Data entries:

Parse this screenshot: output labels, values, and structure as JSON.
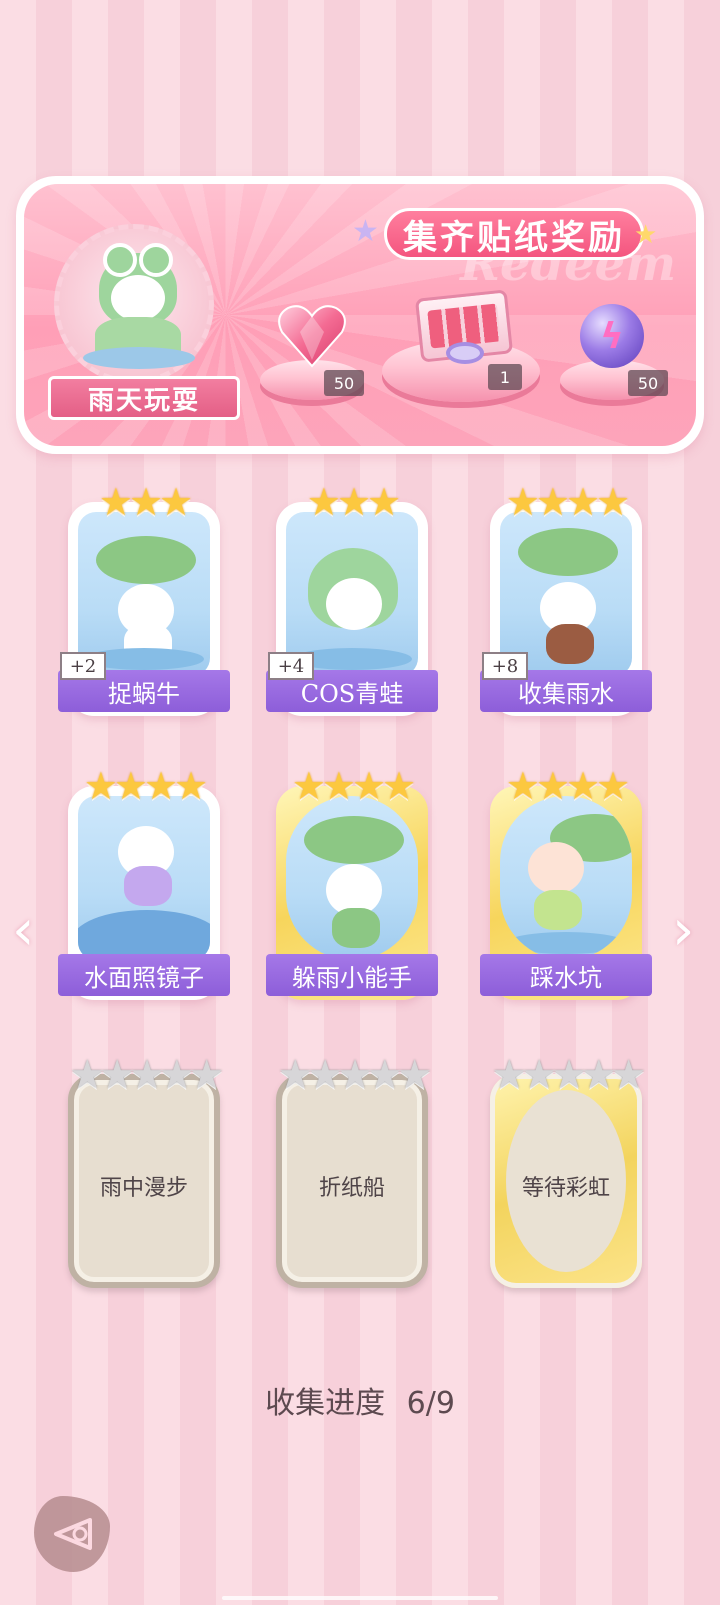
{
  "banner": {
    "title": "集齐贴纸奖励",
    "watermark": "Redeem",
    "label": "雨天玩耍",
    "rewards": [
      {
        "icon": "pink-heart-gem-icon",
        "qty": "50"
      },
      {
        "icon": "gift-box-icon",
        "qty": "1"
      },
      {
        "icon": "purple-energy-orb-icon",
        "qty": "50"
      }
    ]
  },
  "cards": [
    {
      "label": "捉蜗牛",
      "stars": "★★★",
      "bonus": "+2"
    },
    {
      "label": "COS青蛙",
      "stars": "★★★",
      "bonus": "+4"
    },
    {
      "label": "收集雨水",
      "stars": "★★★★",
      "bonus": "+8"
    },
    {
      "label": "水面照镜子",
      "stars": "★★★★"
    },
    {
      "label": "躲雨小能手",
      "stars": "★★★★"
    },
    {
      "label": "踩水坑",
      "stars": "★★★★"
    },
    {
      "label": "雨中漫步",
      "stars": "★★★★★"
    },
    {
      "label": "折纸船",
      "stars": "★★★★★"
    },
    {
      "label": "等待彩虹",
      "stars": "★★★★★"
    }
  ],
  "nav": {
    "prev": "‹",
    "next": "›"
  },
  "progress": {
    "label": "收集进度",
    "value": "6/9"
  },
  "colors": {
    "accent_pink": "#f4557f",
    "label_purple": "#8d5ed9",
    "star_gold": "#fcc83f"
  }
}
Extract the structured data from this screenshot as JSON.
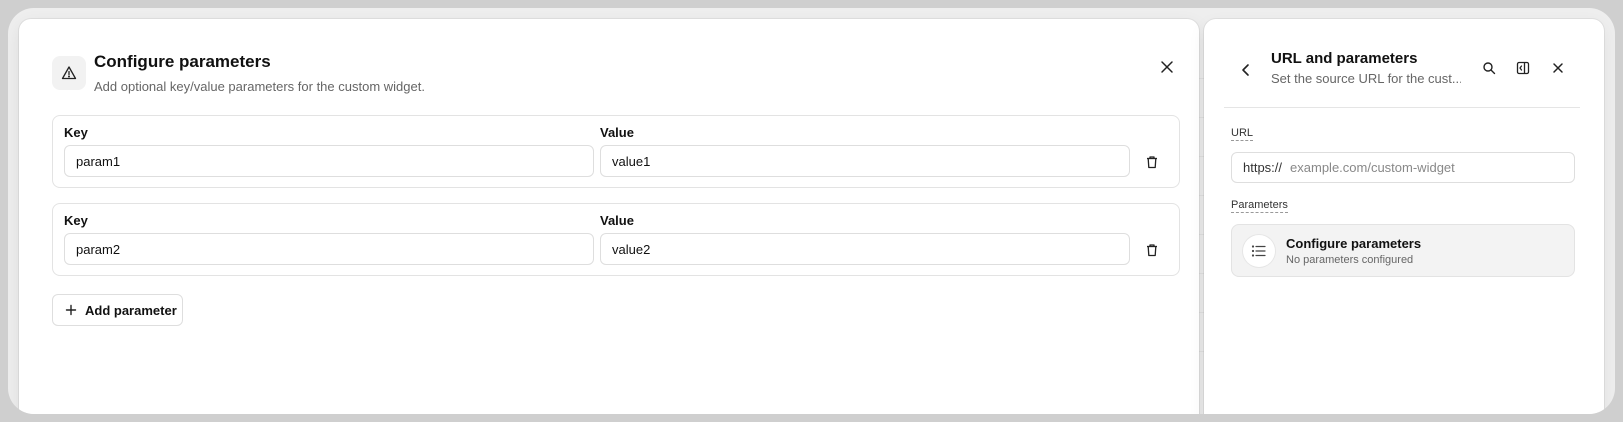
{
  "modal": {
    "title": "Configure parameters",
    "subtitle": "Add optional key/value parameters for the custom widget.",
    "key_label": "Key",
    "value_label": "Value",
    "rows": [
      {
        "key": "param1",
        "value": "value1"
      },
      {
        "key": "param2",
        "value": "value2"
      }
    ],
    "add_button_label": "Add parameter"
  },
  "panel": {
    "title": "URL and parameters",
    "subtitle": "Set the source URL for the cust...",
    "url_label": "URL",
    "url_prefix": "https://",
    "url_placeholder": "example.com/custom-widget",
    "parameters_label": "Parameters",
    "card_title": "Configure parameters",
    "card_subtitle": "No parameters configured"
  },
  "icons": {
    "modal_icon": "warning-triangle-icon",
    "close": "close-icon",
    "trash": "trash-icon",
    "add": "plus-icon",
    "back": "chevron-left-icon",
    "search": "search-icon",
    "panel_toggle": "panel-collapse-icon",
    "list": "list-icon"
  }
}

▸ Your goal
Go through the records and pull out each line that includes the word "JSON".

▸ Exercise output
Parse this screenshot: output labels, values, and structure as JSON.
Extract the structured data from this screenshot as JSON.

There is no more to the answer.